[Figure record listings]:
^^^^^^^^

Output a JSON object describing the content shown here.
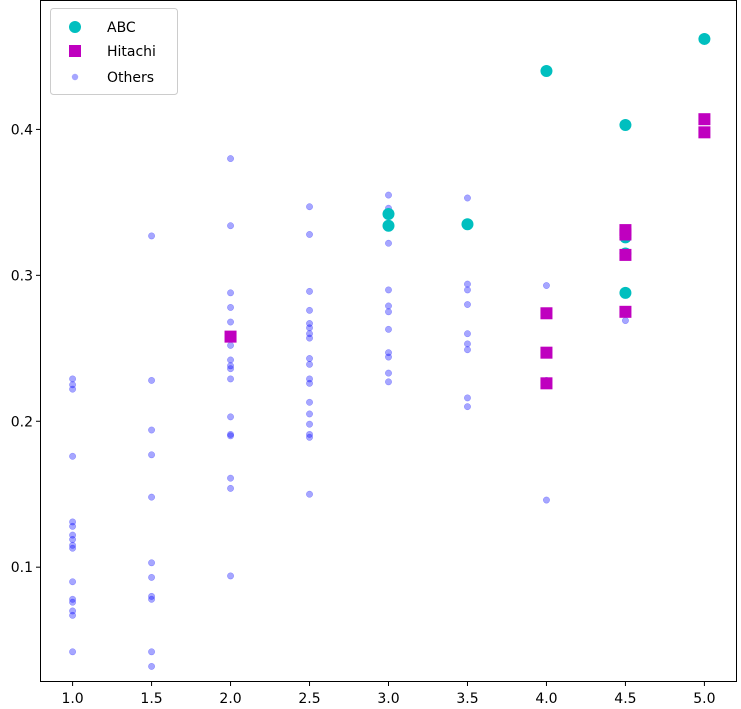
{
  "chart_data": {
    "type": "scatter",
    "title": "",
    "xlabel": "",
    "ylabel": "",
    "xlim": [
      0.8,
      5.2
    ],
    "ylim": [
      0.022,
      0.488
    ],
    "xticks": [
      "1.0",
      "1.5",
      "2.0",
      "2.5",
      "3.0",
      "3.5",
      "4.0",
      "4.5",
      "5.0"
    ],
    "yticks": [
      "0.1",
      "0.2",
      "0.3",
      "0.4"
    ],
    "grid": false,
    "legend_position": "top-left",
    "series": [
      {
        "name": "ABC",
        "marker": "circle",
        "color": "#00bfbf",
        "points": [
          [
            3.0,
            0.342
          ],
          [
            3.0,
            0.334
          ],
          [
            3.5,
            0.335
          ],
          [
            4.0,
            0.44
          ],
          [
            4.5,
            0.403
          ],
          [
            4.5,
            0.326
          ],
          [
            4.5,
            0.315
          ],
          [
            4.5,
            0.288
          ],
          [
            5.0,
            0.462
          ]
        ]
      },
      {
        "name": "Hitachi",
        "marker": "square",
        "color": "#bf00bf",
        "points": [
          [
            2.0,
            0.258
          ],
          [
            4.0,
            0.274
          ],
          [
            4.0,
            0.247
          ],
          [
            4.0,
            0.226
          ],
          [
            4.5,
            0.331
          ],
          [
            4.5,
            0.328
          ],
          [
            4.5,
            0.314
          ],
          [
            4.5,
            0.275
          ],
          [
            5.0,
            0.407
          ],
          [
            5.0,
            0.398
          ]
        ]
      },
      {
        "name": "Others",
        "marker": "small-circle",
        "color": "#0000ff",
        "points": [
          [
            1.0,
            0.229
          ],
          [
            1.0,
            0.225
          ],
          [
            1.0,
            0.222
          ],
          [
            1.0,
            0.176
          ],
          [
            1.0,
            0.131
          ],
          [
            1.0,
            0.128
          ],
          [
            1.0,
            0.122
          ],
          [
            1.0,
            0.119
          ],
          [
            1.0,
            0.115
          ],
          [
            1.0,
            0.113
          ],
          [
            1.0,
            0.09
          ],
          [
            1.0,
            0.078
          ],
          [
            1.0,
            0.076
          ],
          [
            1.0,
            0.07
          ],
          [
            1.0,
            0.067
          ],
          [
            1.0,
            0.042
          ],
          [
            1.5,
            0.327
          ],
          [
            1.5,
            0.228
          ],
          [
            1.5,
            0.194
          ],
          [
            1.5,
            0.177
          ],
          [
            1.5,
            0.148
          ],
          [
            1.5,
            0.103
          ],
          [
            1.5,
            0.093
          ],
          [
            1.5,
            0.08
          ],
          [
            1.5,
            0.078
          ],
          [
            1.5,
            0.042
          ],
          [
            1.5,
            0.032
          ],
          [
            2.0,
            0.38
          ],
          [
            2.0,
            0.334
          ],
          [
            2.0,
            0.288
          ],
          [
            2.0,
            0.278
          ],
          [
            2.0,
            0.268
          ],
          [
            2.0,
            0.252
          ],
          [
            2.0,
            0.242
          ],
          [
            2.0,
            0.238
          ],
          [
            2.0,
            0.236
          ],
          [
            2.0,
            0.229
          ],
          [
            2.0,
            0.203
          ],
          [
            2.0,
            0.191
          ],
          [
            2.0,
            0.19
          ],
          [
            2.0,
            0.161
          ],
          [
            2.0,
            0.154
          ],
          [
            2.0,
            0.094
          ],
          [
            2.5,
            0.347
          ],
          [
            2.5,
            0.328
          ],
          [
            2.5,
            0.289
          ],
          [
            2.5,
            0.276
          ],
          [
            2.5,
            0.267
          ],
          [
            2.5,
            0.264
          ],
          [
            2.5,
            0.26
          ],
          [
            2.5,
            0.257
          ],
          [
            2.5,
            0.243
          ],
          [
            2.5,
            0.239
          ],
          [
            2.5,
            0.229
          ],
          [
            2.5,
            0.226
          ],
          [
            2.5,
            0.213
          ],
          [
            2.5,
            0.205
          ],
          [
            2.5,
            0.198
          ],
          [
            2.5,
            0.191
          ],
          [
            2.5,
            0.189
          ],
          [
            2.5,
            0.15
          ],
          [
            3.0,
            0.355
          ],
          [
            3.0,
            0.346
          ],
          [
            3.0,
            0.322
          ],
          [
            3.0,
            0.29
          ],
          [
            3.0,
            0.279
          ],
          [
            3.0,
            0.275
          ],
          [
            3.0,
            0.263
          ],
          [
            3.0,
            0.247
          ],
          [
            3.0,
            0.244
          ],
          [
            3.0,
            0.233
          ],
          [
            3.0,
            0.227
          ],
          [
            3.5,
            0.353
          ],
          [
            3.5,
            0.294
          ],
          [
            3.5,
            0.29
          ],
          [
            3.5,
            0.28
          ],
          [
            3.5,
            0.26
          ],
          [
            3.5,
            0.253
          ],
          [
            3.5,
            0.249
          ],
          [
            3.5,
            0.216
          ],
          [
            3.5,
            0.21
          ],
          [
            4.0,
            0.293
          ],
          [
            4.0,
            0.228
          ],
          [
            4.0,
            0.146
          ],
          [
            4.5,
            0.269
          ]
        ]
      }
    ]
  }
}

^^^^^^^^

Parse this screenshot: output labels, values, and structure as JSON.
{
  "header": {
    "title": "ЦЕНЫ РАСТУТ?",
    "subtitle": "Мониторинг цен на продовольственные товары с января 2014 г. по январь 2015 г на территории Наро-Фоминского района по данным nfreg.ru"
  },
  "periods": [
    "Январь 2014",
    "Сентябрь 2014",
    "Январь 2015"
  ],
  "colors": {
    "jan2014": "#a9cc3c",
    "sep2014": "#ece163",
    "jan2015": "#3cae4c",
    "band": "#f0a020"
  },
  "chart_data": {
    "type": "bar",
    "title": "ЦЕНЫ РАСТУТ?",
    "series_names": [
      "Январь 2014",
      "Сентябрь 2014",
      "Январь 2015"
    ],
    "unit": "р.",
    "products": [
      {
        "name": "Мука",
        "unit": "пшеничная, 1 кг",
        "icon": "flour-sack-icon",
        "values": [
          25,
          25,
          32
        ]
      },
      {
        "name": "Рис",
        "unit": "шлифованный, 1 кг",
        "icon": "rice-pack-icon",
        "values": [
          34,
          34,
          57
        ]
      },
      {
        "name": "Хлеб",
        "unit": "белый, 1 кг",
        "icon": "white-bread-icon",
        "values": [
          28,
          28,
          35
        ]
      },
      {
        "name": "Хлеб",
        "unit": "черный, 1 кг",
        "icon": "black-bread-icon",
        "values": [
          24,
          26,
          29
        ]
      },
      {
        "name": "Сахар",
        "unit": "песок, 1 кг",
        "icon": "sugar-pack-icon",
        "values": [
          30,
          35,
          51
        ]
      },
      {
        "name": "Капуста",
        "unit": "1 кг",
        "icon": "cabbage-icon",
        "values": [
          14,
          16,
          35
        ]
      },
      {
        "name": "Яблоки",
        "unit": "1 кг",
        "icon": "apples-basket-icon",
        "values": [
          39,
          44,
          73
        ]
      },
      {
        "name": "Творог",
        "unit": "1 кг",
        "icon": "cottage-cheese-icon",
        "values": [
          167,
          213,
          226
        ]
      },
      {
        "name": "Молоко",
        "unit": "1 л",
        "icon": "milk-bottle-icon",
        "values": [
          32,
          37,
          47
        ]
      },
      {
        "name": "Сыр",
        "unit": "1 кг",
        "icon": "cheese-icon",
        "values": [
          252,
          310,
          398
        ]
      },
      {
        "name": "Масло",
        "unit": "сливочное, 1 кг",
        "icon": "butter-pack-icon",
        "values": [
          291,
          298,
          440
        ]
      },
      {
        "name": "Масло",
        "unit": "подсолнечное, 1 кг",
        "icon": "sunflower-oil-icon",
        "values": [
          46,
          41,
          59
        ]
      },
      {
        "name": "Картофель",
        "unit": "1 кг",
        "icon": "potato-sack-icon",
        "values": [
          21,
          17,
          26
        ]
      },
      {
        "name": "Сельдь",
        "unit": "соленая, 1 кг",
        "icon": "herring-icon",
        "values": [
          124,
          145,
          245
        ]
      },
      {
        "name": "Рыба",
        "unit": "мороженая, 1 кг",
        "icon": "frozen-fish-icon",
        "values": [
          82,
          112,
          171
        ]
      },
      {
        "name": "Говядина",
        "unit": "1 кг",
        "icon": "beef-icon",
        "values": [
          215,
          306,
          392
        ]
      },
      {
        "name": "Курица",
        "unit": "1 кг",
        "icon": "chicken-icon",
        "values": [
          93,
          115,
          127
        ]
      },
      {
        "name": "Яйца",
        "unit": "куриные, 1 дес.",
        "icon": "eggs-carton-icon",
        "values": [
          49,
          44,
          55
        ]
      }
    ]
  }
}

^^^^^^^^

Select, from the listing, all lines that include the word "sack".

        "icon": "flour-sack-icon",
        "icon": "potato-sack-icon",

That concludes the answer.